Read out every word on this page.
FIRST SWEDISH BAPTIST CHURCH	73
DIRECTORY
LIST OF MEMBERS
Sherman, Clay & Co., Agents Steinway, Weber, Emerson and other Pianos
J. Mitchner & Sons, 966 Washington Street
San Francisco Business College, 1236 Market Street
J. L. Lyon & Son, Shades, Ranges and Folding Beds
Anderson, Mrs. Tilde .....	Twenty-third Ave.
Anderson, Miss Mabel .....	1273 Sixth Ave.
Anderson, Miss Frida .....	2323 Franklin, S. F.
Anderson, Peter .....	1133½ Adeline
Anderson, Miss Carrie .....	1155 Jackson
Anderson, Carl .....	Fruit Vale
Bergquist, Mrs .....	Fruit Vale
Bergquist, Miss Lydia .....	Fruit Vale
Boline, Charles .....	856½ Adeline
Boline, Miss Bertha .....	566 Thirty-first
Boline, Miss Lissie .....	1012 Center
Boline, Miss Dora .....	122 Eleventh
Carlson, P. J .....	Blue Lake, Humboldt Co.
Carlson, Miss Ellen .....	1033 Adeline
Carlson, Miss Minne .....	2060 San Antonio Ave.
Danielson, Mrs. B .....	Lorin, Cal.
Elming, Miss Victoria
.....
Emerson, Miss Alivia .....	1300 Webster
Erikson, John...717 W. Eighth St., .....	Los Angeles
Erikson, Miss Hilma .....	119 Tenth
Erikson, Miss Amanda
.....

*Job*.
Write out all of the records above exactly as they appear.

*Response to the task*.
Read out every word on this page.
FIRST SWEDISH BAPTIST CHURCH	73
DIRECTORY
LIST OF MEMBERS
Sherman, Clay & Co., Agents Steinway, Weber, Emerson and other Pianos
J. Mitchner & Sons, 966 Washington Street
San Francisco Business College, 1236 Market Street
J. L. Lyon & Son, Shades, Ranges and Folding Beds
Anderson, Mrs. Tilde .....	Twenty-third Ave.
Anderson, Miss Mabel .....	1273 Sixth Ave.
Anderson, Miss Frida .....	2323 Franklin, S. F.
Anderson, Peter .....	1133½ Adeline
Anderson, Miss Carrie .....	1155 Jackson
Anderson, Carl .....	Fruit Vale
Bergquist, Mrs .....	Fruit Vale
Bergquist, Miss Lydia .....	Fruit Vale
Boline, Charles .....	856½ Adeline
Boline, Miss Bertha .....	566 Thirty-first
Boline, Miss Lissie .....	1012 Center
Boline, Miss Dora .....	122 Eleventh
Carlson, P. J .....	Blue Lake, Humboldt Co.
Carlson, Miss Ellen .....	1033 Adeline
Carlson, Miss Minne .....	2060 San Antonio Ave.
Danielson, Mrs. B .....	Lorin, Cal.
Elming, Miss Victoria
.....
Emerson, Miss Alivia .....	1300 Webster
Erikson, John...717 W. Eighth St., .....	Los Angeles
Erikson, Miss Hilma .....	119 Tenth
Erikson, Miss Amanda
.....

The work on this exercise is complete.